§ SELECTED EXCERPT:
____
In aging patients with a tremendous amount of loose, excess skin, fat grafting can be disappointing. These patients are either left with residual skin excess or if completely filled, may have an unusual appearance to their face. In these cases, it is usually advisable to first tighten the skin with a more traditional facelift and then to add volume with fat. The aging patient in Fig. 16.1 represents a typical patient that might present for a facelift. She is instead an excellent candidate for fat grafting to the face, particularly along the jawline and chin, where there is an apparent slight excess of skin secondary to deflation. The jowls and irregular jawline that are present and this degree of laxity in the neck can be improved significantly with fat grafting without any cutting or suspension techniques. By adding volume back into the face, the contours are improved and the skin is effectively tightened and lifted by radial expansion.

Figure 16.1, (A) The patient preoperatively. (B) Rejuvenation of the jawline and neck was accomplished with placement of structural fat along the border of the mandible back to the angle of the mandible and forward into the chin. Significant augmentation of the lower lip also adds to her improved proportion and rejuvenation.

Younger patients usually do not have as much facial atrophy and subsequent sagging of the skin, but the overall appearance of the face can be changed drastically with a shift in facial proportions. The patient in Fig. 16.2 is an example of how a more balanced upper and lower lip and more defined chin can make the face look more balanced and attractive. The patient in Fig. 16.3 is an example of a chin augmentation in a younger patient to improve the overall facial proportions. The patient in Fig. 16.4 is an example of an upper and lower lip augmentation. Filling the lips gives her a much softer appearance.

Figure 16.2, The patient (A) before and (B) 6 years after fat grafting to the lower face: 17 cc to chin; 12.5 cc to the left border of the mandible; and 8 cc to the lower lip. Please note that no fat was placed into the upper lip, so the size of the upper lip can be used as a meter to evaluate the degree of change present.

Figure 16.3, (A,B) This young woman presented for improved balance of her lower face; 5 cc of fat was placed into her anterior and inferior chin to elongate it. Note that the natural dimple was preserved.

Figure 16.4, This 50-year-old woman had fat grafting to her upper and lower lips in three stages to minimize the postoperative swelling. (A) The patient before and (B) 15 months after her last fat grafting procedure.
____
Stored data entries

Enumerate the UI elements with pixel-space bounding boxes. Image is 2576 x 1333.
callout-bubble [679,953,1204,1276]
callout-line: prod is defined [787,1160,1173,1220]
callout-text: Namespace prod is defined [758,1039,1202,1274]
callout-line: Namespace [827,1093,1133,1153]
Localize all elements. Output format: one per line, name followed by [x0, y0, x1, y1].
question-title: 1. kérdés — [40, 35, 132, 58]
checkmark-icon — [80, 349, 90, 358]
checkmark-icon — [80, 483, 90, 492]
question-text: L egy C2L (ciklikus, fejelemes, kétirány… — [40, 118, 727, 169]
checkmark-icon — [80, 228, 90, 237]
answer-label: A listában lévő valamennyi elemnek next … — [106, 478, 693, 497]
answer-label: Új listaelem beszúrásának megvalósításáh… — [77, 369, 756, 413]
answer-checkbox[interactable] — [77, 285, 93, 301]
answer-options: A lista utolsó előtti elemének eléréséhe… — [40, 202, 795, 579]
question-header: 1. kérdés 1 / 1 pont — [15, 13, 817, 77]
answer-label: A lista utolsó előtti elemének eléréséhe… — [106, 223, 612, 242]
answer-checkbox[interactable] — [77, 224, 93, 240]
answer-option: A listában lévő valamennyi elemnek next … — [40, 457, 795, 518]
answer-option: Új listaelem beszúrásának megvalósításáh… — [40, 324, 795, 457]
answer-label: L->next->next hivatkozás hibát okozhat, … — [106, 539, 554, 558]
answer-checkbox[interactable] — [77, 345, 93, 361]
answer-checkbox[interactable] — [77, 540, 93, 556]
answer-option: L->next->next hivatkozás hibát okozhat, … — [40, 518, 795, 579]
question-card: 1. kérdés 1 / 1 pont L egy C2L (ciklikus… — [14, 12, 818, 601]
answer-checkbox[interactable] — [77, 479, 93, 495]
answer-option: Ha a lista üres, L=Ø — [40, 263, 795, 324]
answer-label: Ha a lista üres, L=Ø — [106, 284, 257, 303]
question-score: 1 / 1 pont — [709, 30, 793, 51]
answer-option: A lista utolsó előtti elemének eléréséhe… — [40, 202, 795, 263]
____
§ ACTIVITY 1: Translate this sentence from the passage on fat grafting to the face into Spanish: "Filling the lips gives her a much softer appearance."
§ ACTIVITY 2: According to the passage on fat grafting to the face, how much fat was placed into the chin of the patient in Fig. 16.2?
§ ACTIVITY 3: Carry on with the passage on fat grafting to the face, starting after its last sentence.

§ TASK RESULT 1: Rellenar los labios le da una apariencia mucho más suave.

§ TASK RESULT 2: 17 cc.

§ TASK RESULT 3:
Patients with more severe deformities such as those seen in Treacher Collins syndrome are excellent candidates for fat grafting. This is true despite the fact that the condition is complex, with both bony and soft-tissue abnormalities. The unusual facial contours present in Fig. 16.5 would be very difficult to address with anything other than fat, as different volumes can be tailored to the specific defects to create a more normal appearance.

Figure 16.5, This 22-year-old woman presented after multiple reconstructive attempts at treating her Treacher Collins syndrome. (A) She presented with not only malproportion of her face, but also impending extrusion of hardware in her zygoma. (B) Diffuse fat grafting from the lateral lower eyelids extending out to the zygomatic arch not only reinforced the thin lateral eyelid skin, but also covered the obvious hardware visible through the thin cheek skin.

Patients with facial lipoatrophy are also excellent candidates for fat grafting, regardless of the cause of their disease process. Like Treacher Collins syndrome patients (see Fig. 16.5 ), these patients have specific soft-tissue defects, making fat an ideal long-lasting filler. A temporary filler could theoretically be used in a patient such as this, but the volume of product that would be needed on a regular basis would likely be cost-prohibitive ( Fig. 16.6 ).

Figure 16.6, (A) This patient presented with idiopathic facial atrophy with the primary involvement on the left side of the face. At her first procedure, 13 cc was placed into the left cheek and 4 cc into the right. At the second procedure, an additional 12.2 cc was placed diffusely over the left cheek and nothing further was done on the right. (B) Shows the patient 15 months after the second procedure.